[Task material]
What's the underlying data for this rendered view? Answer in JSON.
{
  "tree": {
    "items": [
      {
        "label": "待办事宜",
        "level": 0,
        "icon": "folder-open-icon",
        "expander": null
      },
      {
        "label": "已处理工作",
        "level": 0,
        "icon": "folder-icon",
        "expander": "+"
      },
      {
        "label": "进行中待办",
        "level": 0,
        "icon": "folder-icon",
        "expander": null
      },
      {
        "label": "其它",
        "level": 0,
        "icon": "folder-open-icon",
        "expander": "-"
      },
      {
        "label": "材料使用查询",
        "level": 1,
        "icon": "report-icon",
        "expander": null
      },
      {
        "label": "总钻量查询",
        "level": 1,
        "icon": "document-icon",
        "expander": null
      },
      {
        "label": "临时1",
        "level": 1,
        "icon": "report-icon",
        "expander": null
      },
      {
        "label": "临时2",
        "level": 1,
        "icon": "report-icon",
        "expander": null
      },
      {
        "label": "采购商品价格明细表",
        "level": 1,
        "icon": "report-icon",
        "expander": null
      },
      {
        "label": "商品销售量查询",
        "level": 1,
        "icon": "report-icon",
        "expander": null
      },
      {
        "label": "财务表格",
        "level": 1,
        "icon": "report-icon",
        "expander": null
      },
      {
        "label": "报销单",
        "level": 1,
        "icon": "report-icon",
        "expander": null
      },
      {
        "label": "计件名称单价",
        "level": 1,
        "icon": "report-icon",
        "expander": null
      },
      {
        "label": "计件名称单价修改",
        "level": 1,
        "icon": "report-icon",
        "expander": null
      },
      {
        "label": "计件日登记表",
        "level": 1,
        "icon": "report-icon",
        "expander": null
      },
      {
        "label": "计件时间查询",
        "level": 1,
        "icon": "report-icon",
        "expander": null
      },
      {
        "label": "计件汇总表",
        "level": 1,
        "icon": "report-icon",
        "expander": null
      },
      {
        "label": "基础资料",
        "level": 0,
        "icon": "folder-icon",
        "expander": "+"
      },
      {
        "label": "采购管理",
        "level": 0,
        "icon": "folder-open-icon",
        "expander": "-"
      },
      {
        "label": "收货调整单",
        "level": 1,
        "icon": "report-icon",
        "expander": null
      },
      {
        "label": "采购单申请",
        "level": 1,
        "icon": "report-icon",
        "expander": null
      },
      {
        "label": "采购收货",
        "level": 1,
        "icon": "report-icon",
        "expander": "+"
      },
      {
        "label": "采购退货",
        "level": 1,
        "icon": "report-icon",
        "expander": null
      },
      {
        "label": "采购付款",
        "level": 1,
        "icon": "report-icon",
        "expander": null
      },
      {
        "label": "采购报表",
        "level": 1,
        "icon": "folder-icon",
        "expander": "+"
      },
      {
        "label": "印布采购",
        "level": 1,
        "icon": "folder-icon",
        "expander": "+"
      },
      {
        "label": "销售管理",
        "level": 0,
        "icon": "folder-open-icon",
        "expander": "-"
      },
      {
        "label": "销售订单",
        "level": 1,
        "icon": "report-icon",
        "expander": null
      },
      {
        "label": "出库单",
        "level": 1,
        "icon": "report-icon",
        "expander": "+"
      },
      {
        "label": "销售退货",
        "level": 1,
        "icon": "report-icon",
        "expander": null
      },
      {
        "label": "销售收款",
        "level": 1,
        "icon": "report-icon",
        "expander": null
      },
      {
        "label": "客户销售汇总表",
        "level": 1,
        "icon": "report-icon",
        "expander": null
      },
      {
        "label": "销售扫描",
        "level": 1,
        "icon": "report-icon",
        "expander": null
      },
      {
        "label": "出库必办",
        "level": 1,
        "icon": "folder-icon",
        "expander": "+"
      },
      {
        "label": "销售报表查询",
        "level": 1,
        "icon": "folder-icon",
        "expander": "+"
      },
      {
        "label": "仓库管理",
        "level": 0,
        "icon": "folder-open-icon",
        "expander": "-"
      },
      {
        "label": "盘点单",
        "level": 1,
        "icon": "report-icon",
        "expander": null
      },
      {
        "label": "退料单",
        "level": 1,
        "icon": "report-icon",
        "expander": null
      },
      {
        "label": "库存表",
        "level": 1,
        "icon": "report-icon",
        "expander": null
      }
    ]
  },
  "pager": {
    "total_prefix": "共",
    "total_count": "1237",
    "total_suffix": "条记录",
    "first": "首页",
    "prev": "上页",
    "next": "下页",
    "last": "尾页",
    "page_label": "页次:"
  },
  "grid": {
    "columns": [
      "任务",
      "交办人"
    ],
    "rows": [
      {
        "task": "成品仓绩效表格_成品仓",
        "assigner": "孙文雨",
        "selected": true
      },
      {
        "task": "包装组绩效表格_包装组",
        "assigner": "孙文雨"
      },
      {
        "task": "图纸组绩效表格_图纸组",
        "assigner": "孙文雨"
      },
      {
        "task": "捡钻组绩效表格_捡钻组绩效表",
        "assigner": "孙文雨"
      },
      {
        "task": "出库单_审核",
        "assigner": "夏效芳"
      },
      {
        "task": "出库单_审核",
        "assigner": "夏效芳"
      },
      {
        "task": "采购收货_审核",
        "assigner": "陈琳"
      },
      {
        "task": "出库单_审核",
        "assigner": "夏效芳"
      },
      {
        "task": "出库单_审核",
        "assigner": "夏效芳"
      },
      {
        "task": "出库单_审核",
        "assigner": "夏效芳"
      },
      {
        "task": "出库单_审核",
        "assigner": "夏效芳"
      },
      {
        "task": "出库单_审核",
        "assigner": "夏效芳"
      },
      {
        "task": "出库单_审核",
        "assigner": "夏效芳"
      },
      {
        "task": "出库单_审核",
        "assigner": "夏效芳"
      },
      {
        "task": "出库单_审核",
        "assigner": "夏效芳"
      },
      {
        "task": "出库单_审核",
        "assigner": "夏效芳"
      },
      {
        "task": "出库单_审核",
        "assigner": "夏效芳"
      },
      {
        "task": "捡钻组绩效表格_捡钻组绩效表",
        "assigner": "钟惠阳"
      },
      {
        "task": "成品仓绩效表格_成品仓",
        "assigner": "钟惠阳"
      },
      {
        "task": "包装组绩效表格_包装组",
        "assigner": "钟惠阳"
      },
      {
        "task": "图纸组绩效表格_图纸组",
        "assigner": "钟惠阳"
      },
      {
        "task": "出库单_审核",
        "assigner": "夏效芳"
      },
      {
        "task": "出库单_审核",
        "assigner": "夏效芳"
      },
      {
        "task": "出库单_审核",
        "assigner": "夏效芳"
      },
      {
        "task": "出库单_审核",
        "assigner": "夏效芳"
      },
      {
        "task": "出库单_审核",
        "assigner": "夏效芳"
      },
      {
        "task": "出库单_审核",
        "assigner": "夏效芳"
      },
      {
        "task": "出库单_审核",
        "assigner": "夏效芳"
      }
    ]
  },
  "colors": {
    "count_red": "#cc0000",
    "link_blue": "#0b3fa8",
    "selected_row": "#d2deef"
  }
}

[What you need to do] Give all of the entries again, word for word.

[Correct output]
What's the underlying data for this rendered view? Answer in JSON.
{
  "tree": {
    "items": [
      {
        "label": "待办事宜",
        "level": 0,
        "icon": "folder-open-icon",
        "expander": null
      },
      {
        "label": "已处理工作",
        "level": 0,
        "icon": "folder-icon",
        "expander": "+"
      },
      {
        "label": "进行中待办",
        "level": 0,
        "icon": "folder-icon",
        "expander": null
      },
      {
        "label": "其它",
        "level": 0,
        "icon": "folder-open-icon",
        "expander": "-"
      },
      {
        "label": "材料使用查询",
        "level": 1,
        "icon": "report-icon",
        "expander": null
      },
      {
        "label": "总钻量查询",
        "level": 1,
        "icon": "document-icon",
        "expander": null
      },
      {
        "label": "临时1",
        "level": 1,
        "icon": "report-icon",
        "expander": null
      },
      {
        "label": "临时2",
        "level": 1,
        "icon": "report-icon",
        "expander": null
      },
      {
        "label": "采购商品价格明细表",
        "level": 1,
        "icon": "report-icon",
        "expander": null
      },
      {
        "label": "商品销售量查询",
        "level": 1,
        "icon": "report-icon",
        "expander": null
      },
      {
        "label": "财务表格",
        "level": 1,
        "icon": "report-icon",
        "expander": null
      },
      {
        "label": "报销单",
        "level": 1,
        "icon": "report-icon",
        "expander": null
      },
      {
        "label": "计件名称单价",
        "level": 1,
        "icon": "report-icon",
        "expander": null
      },
      {
        "label": "计件名称单价修改",
        "level": 1,
        "icon": "report-icon",
        "expander": null
      },
      {
        "label": "计件日登记表",
        "level": 1,
        "icon": "report-icon",
        "expander": null
      },
      {
        "label": "计件时间查询",
        "level": 1,
        "icon": "report-icon",
        "expander": null
      },
      {
        "label": "计件汇总表",
        "level": 1,
        "icon": "report-icon",
        "expander": null
      },
      {
        "label": "基础资料",
        "level": 0,
        "icon": "folder-icon",
        "expander": "+"
      },
      {
        "label": "采购管理",
        "level": 0,
        "icon": "folder-open-icon",
        "expander": "-"
      },
      {
        "label": "收货调整单",
        "level": 1,
        "icon": "report-icon",
        "expander": null
      },
      {
        "label": "采购单申请",
        "level": 1,
        "icon": "report-icon",
        "expander": null
      },
      {
        "label": "采购收货",
        "level": 1,
        "icon": "report-icon",
        "expander": "+"
      },
      {
        "label": "采购退货",
        "level": 1,
        "icon": "report-icon",
        "expander": null
      },
      {
        "label": "采购付款",
        "level": 1,
        "icon": "report-icon",
        "expander": null
      },
      {
        "label": "采购报表",
        "level": 1,
        "icon": "folder-icon",
        "expander": "+"
      },
      {
        "label": "印布采购",
        "level": 1,
        "icon": "folder-icon",
        "expander": "+"
      },
      {
        "label": "销售管理",
        "level": 0,
        "icon": "folder-open-icon",
        "expander": "-"
      },
      {
        "label": "销售订单",
        "level": 1,
        "icon": "report-icon",
        "expander": null
      },
      {
        "label": "出库单",
        "level": 1,
        "icon": "report-icon",
        "expander": "+"
      },
      {
        "label": "销售退货",
        "level": 1,
        "icon": "report-icon",
        "expander": null
      },
      {
        "label": "销售收款",
        "level": 1,
        "icon": "report-icon",
        "expander": null
      },
      {
        "label": "客户销售汇总表",
        "level": 1,
        "icon": "report-icon",
        "expander": null
      },
      {
        "label": "销售扫描",
        "level": 1,
        "icon": "report-icon",
        "expander": null
      },
      {
        "label": "出库必办",
        "level": 1,
        "icon": "folder-icon",
        "expander": "+"
      },
      {
        "label": "销售报表查询",
        "level": 1,
        "icon": "folder-icon",
        "expander": "+"
      },
      {
        "label": "仓库管理",
        "level": 0,
        "icon": "folder-open-icon",
        "expander": "-"
      },
      {
        "label": "盘点单",
        "level": 1,
        "icon": "report-icon",
        "expander": null
      },
      {
        "label": "退料单",
        "level": 1,
        "icon": "report-icon",
        "expander": null
      },
      {
        "label": "库存表",
        "level": 1,
        "icon": "report-icon",
        "expander": null
      }
    ]
  },
  "pager": {
    "total_prefix": "共",
    "total_count": "1237",
    "total_suffix": "条记录",
    "first": "首页",
    "prev": "上页",
    "next": "下页",
    "last": "尾页",
    "page_label": "页次:"
  },
  "grid": {
    "columns": [
      "任务",
      "交办人"
    ],
    "rows": [
      {
        "task": "成品仓绩效表格_成品仓",
        "assigner": "孙文雨",
        "selected": true
      },
      {
        "task": "包装组绩效表格_包装组",
        "assigner": "孙文雨"
      },
      {
        "task": "图纸组绩效表格_图纸组",
        "assigner": "孙文雨"
      },
      {
        "task": "捡钻组绩效表格_捡钻组绩效表",
        "assigner": "孙文雨"
      },
      {
        "task": "出库单_审核",
        "assigner": "夏效芳"
      },
      {
        "task": "出库单_审核",
        "assigner": "夏效芳"
      },
      {
        "task": "采购收货_审核",
        "assigner": "陈琳"
      },
      {
        "task": "出库单_审核",
        "assigner": "夏效芳"
      },
      {
        "task": "出库单_审核",
        "assigner": "夏效芳"
      },
      {
        "task": "出库单_审核",
        "assigner": "夏效芳"
      },
      {
        "task": "出库单_审核",
        "assigner": "夏效芳"
      },
      {
        "task": "出库单_审核",
        "assigner": "夏效芳"
      },
      {
        "task": "出库单_审核",
        "assigner": "夏效芳"
      },
      {
        "task": "出库单_审核",
        "assigner": "夏效芳"
      },
      {
        "task": "出库单_审核",
        "assigner": "夏效芳"
      },
      {
        "task": "出库单_审核",
        "assigner": "夏效芳"
      },
      {
        "task": "出库单_审核",
        "assigner": "夏效芳"
      },
      {
        "task": "捡钻组绩效表格_捡钻组绩效表",
        "assigner": "钟惠阳"
      },
      {
        "task": "成品仓绩效表格_成品仓",
        "assigner": "钟惠阳"
      },
      {
        "task": "包装组绩效表格_包装组",
        "assigner": "钟惠阳"
      },
      {
        "task": "图纸组绩效表格_图纸组",
        "assigner": "钟惠阳"
      },
      {
        "task": "出库单_审核",
        "assigner": "夏效芳"
      },
      {
        "task": "出库单_审核",
        "assigner": "夏效芳"
      },
      {
        "task": "出库单_审核",
        "assigner": "夏效芳"
      },
      {
        "task": "出库单_审核",
        "assigner": "夏效芳"
      },
      {
        "task": "出库单_审核",
        "assigner": "夏效芳"
      },
      {
        "task": "出库单_审核",
        "assigner": "夏效芳"
      },
      {
        "task": "出库单_审核",
        "assigner": "夏效芳"
      }
    ]
  },
  "colors": {
    "count_red": "#cc0000",
    "link_blue": "#0b3fa8",
    "selected_row": "#d2deef"
  }
}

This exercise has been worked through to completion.